**Cosa fare**
Traduci in inglese questa frase del brano sugli innovatori inaspettati: «L’innovazione non è necessariamente sinonimo di alta tecnologia.»

**Brano scelto**
==========
Corriere La Lettura 24.1.16
Innovatori inaspettati
Spesso
 grandi scoperte non nascono da tecnologie sofisticate, ma da intuizioni
 semplici o dall’incrocio di fattori complessi, se non proprio dal caso
Il mutamento è quindi imprevedibile Quali invenzioni del Novecento hanno contribuito maggiormente a cambiare la nostra vita?
di Antonio Carioti
L’innovazione
 non è necessariamente sinonimo di alta tecnologia. A volte serve di più
 il senso pratico, come nel caso di Mikhail Kalashnikov, soldato russo 
cui si deve il progetto dell’omonimo fucile mitragliatore, un’arma non 
troppo sofisticata, ma di enorme successo perché facile da usare e da 
pulire, «resistente alle condizioni più estreme». In altri casi 
soluzioni piuttosto semplici incontrano felicemente un’esigenza sociale 
diffusa: così è avvenuto, nel campo dell’ascolto di musica, per 
l’audiocassetta e poi per il walkman. Succede inoltre che l’uomo imiti 
proficuamente la natura, com’è accaduto per il filo spinato, realizzato 
prendendo a modello arbusti spinosi, ma anche per la produzione di carta
 dal legno sull’esempio delle vespe, o per i semi alati di una pianta 
asiatica che ispirarono l’invenzione dell’aliante.
==========
**Voci estratte**
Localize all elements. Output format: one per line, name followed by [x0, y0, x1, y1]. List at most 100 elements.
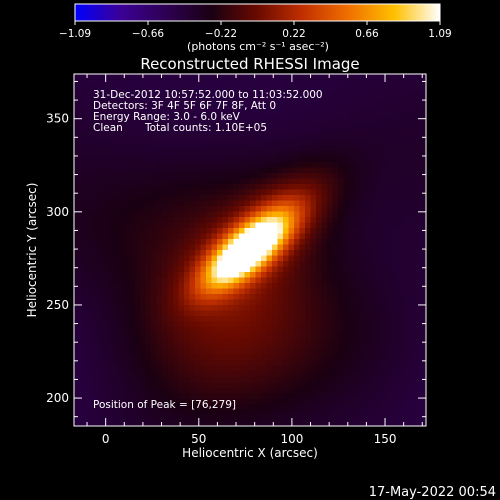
heatmap-cell — [178, 360, 185, 367]
heatmap-cell — [277, 167, 284, 174]
heatmap-cell — [206, 129, 213, 136]
heatmap-cell — [343, 382, 350, 389]
heatmap-cell — [90, 79, 97, 86]
heatmap-cell — [211, 217, 218, 224]
heatmap-cell — [112, 85, 119, 92]
heatmap-cell — [288, 371, 295, 378]
heatmap-cell — [90, 200, 97, 207]
heatmap-cell — [327, 272, 334, 279]
heatmap-cell — [316, 387, 323, 394]
heatmap-cell — [288, 184, 295, 191]
heatmap-cell — [222, 217, 229, 224]
heatmap-cell — [349, 140, 356, 147]
heatmap-cell — [332, 239, 339, 246]
heatmap-cell — [310, 255, 317, 262]
heatmap-cell — [167, 222, 174, 229]
heatmap-cell — [173, 200, 180, 207]
heatmap-cell — [134, 151, 141, 158]
heatmap-cell — [178, 283, 185, 290]
heatmap-cell — [96, 338, 103, 345]
heatmap-cell — [101, 79, 108, 86]
heatmap-cell — [343, 184, 350, 191]
heatmap-cell — [283, 398, 290, 405]
heatmap-cell — [404, 173, 411, 180]
heatmap-cell — [387, 123, 394, 130]
heatmap-cell — [228, 140, 235, 147]
heatmap-cell — [343, 283, 350, 290]
heatmap-cell — [321, 184, 328, 191]
heatmap-cell — [255, 85, 262, 92]
heatmap-cell — [123, 74, 130, 81]
heatmap-cell — [244, 239, 251, 246]
heatmap-cell — [200, 189, 207, 196]
heatmap-cell — [338, 145, 345, 152]
heatmap-cell — [332, 404, 339, 411]
heatmap-cell — [101, 382, 108, 389]
heatmap-cell — [195, 332, 202, 339]
heatmap-cell — [327, 96, 334, 103]
heatmap-cell — [79, 332, 86, 339]
heatmap-cell — [382, 332, 389, 339]
heatmap-cell — [96, 74, 103, 81]
heatmap-cell — [101, 299, 108, 306]
heatmap-cell — [365, 409, 372, 416]
heatmap-cell — [189, 255, 196, 262]
heatmap-cell — [112, 79, 119, 86]
heatmap-cell — [349, 112, 356, 119]
heatmap-cell — [360, 140, 367, 147]
heatmap-cell — [404, 404, 411, 411]
heatmap-cell — [294, 162, 301, 169]
heatmap-cell — [145, 387, 152, 394]
heatmap-cell — [145, 217, 152, 224]
heatmap-cell — [79, 233, 86, 240]
heatmap-cell — [398, 239, 405, 246]
heatmap-cell — [277, 239, 284, 246]
heatmap-cell — [79, 211, 86, 218]
heatmap-cell — [112, 134, 119, 141]
heatmap-cell — [217, 96, 224, 103]
heatmap-cell — [233, 360, 240, 367]
heatmap-cell — [90, 382, 97, 389]
heatmap-cell — [118, 283, 125, 290]
heatmap-cell — [129, 409, 136, 416]
heatmap-cell — [96, 360, 103, 367]
heatmap-cell — [365, 343, 372, 350]
heatmap-cell — [112, 200, 119, 207]
heatmap-cell — [195, 178, 202, 185]
heatmap-cell — [266, 162, 273, 169]
heatmap-cell — [211, 294, 218, 301]
heatmap-cell — [360, 74, 367, 81]
heatmap-cell — [261, 266, 268, 273]
heatmap-cell — [376, 173, 383, 180]
heatmap-cell — [371, 206, 378, 213]
heatmap-cell — [156, 244, 163, 251]
heatmap-cell — [112, 261, 119, 268]
heatmap-cell — [228, 343, 235, 350]
heatmap-cell — [211, 343, 218, 350]
heatmap-cell — [112, 189, 119, 196]
heatmap-cell — [134, 283, 141, 290]
heatmap-cell — [140, 101, 147, 108]
heatmap-cell — [305, 349, 312, 356]
heatmap-cell — [217, 239, 224, 246]
heatmap-cell — [332, 310, 339, 317]
heatmap-cell — [228, 272, 235, 279]
heatmap-cell — [316, 129, 323, 136]
plot-frame — [73, 73, 427, 427]
heatmap-cell — [294, 134, 301, 141]
heatmap-cell — [162, 134, 169, 141]
heatmap-cell — [321, 118, 328, 125]
heatmap-cell — [272, 382, 279, 389]
heatmap-cell — [173, 420, 180, 426]
heatmap-cell — [316, 294, 323, 301]
heatmap-cell — [360, 266, 367, 273]
heatmap-cell — [327, 382, 334, 389]
heatmap-cell — [310, 371, 317, 378]
heatmap-cell — [266, 261, 273, 268]
heatmap-cell — [134, 244, 141, 251]
heatmap-cell — [272, 321, 279, 328]
heatmap-cell — [404, 376, 411, 383]
heatmap-cell — [316, 354, 323, 361]
heatmap-cell — [250, 244, 257, 251]
heatmap-cell — [173, 151, 180, 158]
==========
**Soluzione**
Innovation is not necessarily synonymous with high technology.